What to work on:
Copy the data that follows, character for character, minus the pictures.

________

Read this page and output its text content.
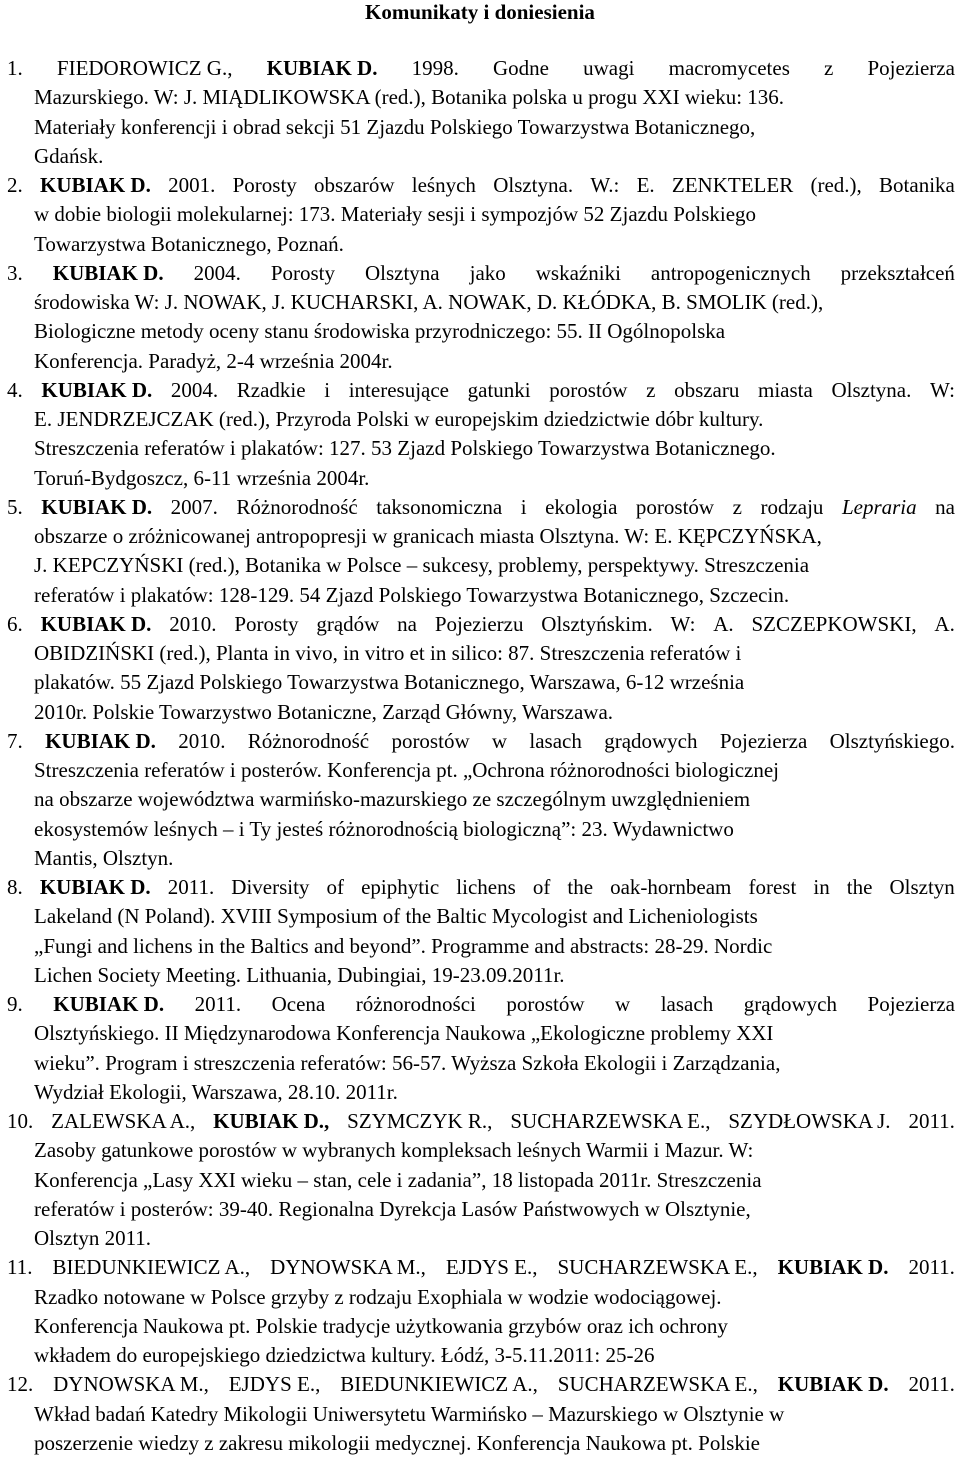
Komunikaty i doniesienia
1. FIEDOROWICZ G., KUBIAK D. 1998. Godne uwagi macromycetes z Pojezierza
Mazurskiego. W: J. MIĄDLIKOWSKA (red.), Botanika polska u progu XXI wieku: 136.
Materiały konferencji i obrad sekcji 51 Zjazdu Polskiego Towarzystwa Botanicznego,
Gdańsk.
2. KUBIAK D. 2001. Porosty obszarów leśnych Olsztyna. W.: E. ZENKTELER (red.), Botanika
w dobie biologii molekularnej: 173. Materiały sesji i sympozjów 52 Zjazdu Polskiego
Towarzystwa Botanicznego, Poznań.
3. KUBIAK D. 2004. Porosty Olsztyna jako wskaźniki antropogenicznych przekształceń
środowiska W: J. NOWAK, J. KUCHARSKI, A. NOWAK, D. KŁÓDKA, B. SMOLIK (red.),
Biologiczne metody oceny stanu środowiska przyrodniczego: 55. II Ogólnopolska
Konferencja. Paradyż, 2-4 września 2004r.
4. KUBIAK D. 2004. Rzadkie i interesujące gatunki porostów z obszaru miasta Olsztyna. W:
E. JENDRZEJCZAK (red.), Przyroda Polski w europejskim dziedzictwie dóbr kultury.
Streszczenia referatów i plakatów: 127. 53 Zjazd Polskiego Towarzystwa Botanicznego.
Toruń-Bydgoszcz, 6-11 września 2004r.
5. KUBIAK D. 2007. Różnorodność taksonomiczna i ekologia porostów z rodzaju Lepraria na
obszarze o zróżnicowanej antropopresji w granicach miasta Olsztyna. W: E. KĘPCZYŃSKA,
J. KEPCZYŃSKI (red.), Botanika w Polsce – sukcesy, problemy, perspektywy. Streszczenia
referatów i plakatów: 128-129. 54 Zjazd Polskiego Towarzystwa Botanicznego, Szczecin.
6. KUBIAK D. 2010. Porosty grądów na Pojezierzu Olsztyńskim. W: A. SZCZEPKOWSKI, A.
OBIDZIŃSKI (red.), Planta in vivo, in vitro et in silico: 87. Streszczenia referatów i
plakatów. 55 Zjazd Polskiego Towarzystwa Botanicznego, Warszawa, 6-12 września
2010r. Polskie Towarzystwo Botaniczne, Zarząd Główny, Warszawa.
7. KUBIAK D. 2010. Różnorodność porostów w lasach grądowych Pojezierza Olsztyńskiego.
Streszczenia referatów i posterów. Konferencja pt. „Ochrona różnorodności biologicznej
na obszarze województwa warmińsko-mazurskiego ze szczególnym uwzględnieniem
ekosystemów leśnych – i Ty jesteś różnorodnością biologiczną”: 23. Wydawnictwo
Mantis, Olsztyn.
8. KUBIAK D. 2011. Diversity of epiphytic lichens of the oak-hornbeam forest in the Olsztyn
Lakeland (N Poland). XVIII Symposium of the Baltic Mycologist and Licheniologists
„Fungi and lichens in the Baltics and beyond”. Programme and abstracts: 28-29. Nordic
Lichen Society Meeting. Lithuania, Dubingiai, 19-23.09.2011r.
9. KUBIAK D. 2011. Ocena różnorodności porostów w lasach grądowych Pojezierza
Olsztyńskiego. II Międzynarodowa Konferencja Naukowa „Ekologiczne problemy XXI
wieku”. Program i streszczenia referatów: 56-57. Wyższa Szkoła Ekologii i Zarządzania,
Wydział Ekologii, Warszawa, 28.10. 2011r.
10. ZALEWSKA A., KUBIAK D., SZYMCZYK R., SUCHARZEWSKA E., SZYDŁOWSKA J. 2011.
Zasoby gatunkowe porostów w wybranych kompleksach leśnych Warmii i Mazur. W:
Konferencja „Lasy XXI wieku – stan, cele i zadania”, 18 listopada 2011r. Streszczenia
referatów i posterów: 39-40. Regionalna Dyrekcja Lasów Państwowych w Olsztynie,
Olsztyn 2011.
11. BIEDUNKIEWICZ A., DYNOWSKA M., EJDYS E., SUCHARZEWSKA E., KUBIAK D. 2011.
Rzadko notowane w Polsce grzyby z rodzaju Exophiala w wodzie wodociągowej.
Konferencja Naukowa pt. Polskie tradycje użytkowania grzybów oraz ich ochrony
wkładem do europejskiego dziedzictwa kultury. Łódź, 3-5.11.2011: 25-26
12. DYNOWSKA M., EJDYS E., BIEDUNKIEWICZ A., SUCHARZEWSKA E., KUBIAK D. 2011.
Wkład badań Katedry Mikologii Uniwersytetu Warmińsko – Mazurskiego w Olsztynie w
poszerzenie wiedzy z zakresu mikologii medycznej. Konferencja Naukowa pt. Polskie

________

Exercise output:
Read this page and output its text content.
Komunikaty i doniesienia
1. FIEDOROWICZ G., KUBIAK D. 1998. Godne uwagi macromycetes z Pojezierza
Mazurskiego. W: J. MIĄDLIKOWSKA (red.), Botanika polska u progu XXI wieku: 136.
Materiały konferencji i obrad sekcji 51 Zjazdu Polskiego Towarzystwa Botanicznego,
Gdańsk.
2. KUBIAK D. 2001. Porosty obszarów leśnych Olsztyna. W.: E. ZENKTELER (red.), Botanika
w dobie biologii molekularnej: 173. Materiały sesji i sympozjów 52 Zjazdu Polskiego
Towarzystwa Botanicznego, Poznań.
3. KUBIAK D. 2004. Porosty Olsztyna jako wskaźniki antropogenicznych przekształceń
środowiska W: J. NOWAK, J. KUCHARSKI, A. NOWAK, D. KŁÓDKA, B. SMOLIK (red.),
Biologiczne metody oceny stanu środowiska przyrodniczego: 55. II Ogólnopolska
Konferencja. Paradyż, 2-4 września 2004r.
4. KUBIAK D. 2004. Rzadkie i interesujące gatunki porostów z obszaru miasta Olsztyna. W:
E. JENDRZEJCZAK (red.), Przyroda Polski w europejskim dziedzictwie dóbr kultury.
Streszczenia referatów i plakatów: 127. 53 Zjazd Polskiego Towarzystwa Botanicznego.
Toruń-Bydgoszcz, 6-11 września 2004r.
5. KUBIAK D. 2007. Różnorodność taksonomiczna i ekologia porostów z rodzaju Lepraria na
obszarze o zróżnicowanej antropopresji w granicach miasta Olsztyna. W: E. KĘPCZYŃSKA,
J. KEPCZYŃSKI (red.), Botanika w Polsce – sukcesy, problemy, perspektywy. Streszczenia
referatów i plakatów: 128-129. 54 Zjazd Polskiego Towarzystwa Botanicznego, Szczecin.
6. KUBIAK D. 2010. Porosty grądów na Pojezierzu Olsztyńskim. W: A. SZCZEPKOWSKI, A.
OBIDZIŃSKI (red.), Planta in vivo, in vitro et in silico: 87. Streszczenia referatów i
plakatów. 55 Zjazd Polskiego Towarzystwa Botanicznego, Warszawa, 6-12 września
2010r. Polskie Towarzystwo Botaniczne, Zarząd Główny, Warszawa.
7. KUBIAK D. 2010. Różnorodność porostów w lasach grądowych Pojezierza Olsztyńskiego.
Streszczenia referatów i posterów. Konferencja pt. „Ochrona różnorodności biologicznej
na obszarze województwa warmińsko-mazurskiego ze szczególnym uwzględnieniem
ekosystemów leśnych – i Ty jesteś różnorodnością biologiczną”: 23. Wydawnictwo
Mantis, Olsztyn.
8. KUBIAK D. 2011. Diversity of epiphytic lichens of the oak-hornbeam forest in the Olsztyn
Lakeland (N Poland). XVIII Symposium of the Baltic Mycologist and Licheniologists
„Fungi and lichens in the Baltics and beyond”. Programme and abstracts: 28-29. Nordic
Lichen Society Meeting. Lithuania, Dubingiai, 19-23.09.2011r.
9. KUBIAK D. 2011. Ocena różnorodności porostów w lasach grądowych Pojezierza
Olsztyńskiego. II Międzynarodowa Konferencja Naukowa „Ekologiczne problemy XXI
wieku”. Program i streszczenia referatów: 56-57. Wyższa Szkoła Ekologii i Zarządzania,
Wydział Ekologii, Warszawa, 28.10. 2011r.
10. ZALEWSKA A., KUBIAK D., SZYMCZYK R., SUCHARZEWSKA E., SZYDŁOWSKA J. 2011.
Zasoby gatunkowe porostów w wybranych kompleksach leśnych Warmii i Mazur. W:
Konferencja „Lasy XXI wieku – stan, cele i zadania”, 18 listopada 2011r. Streszczenia
referatów i posterów: 39-40. Regionalna Dyrekcja Lasów Państwowych w Olsztynie,
Olsztyn 2011.
11. BIEDUNKIEWICZ A., DYNOWSKA M., EJDYS E., SUCHARZEWSKA E., KUBIAK D. 2011.
Rzadko notowane w Polsce grzyby z rodzaju Exophiala w wodzie wodociągowej.
Konferencja Naukowa pt. Polskie tradycje użytkowania grzybów oraz ich ochrony
wkładem do europejskiego dziedzictwa kultury. Łódź, 3-5.11.2011: 25-26
12. DYNOWSKA M., EJDYS E., BIEDUNKIEWICZ A., SUCHARZEWSKA E., KUBIAK D. 2011.
Wkład badań Katedry Mikologii Uniwersytetu Warmińsko – Mazurskiego w Olsztynie w
poszerzenie wiedzy z zakresu mikologii medycznej. Konferencja Naukowa pt. Polskie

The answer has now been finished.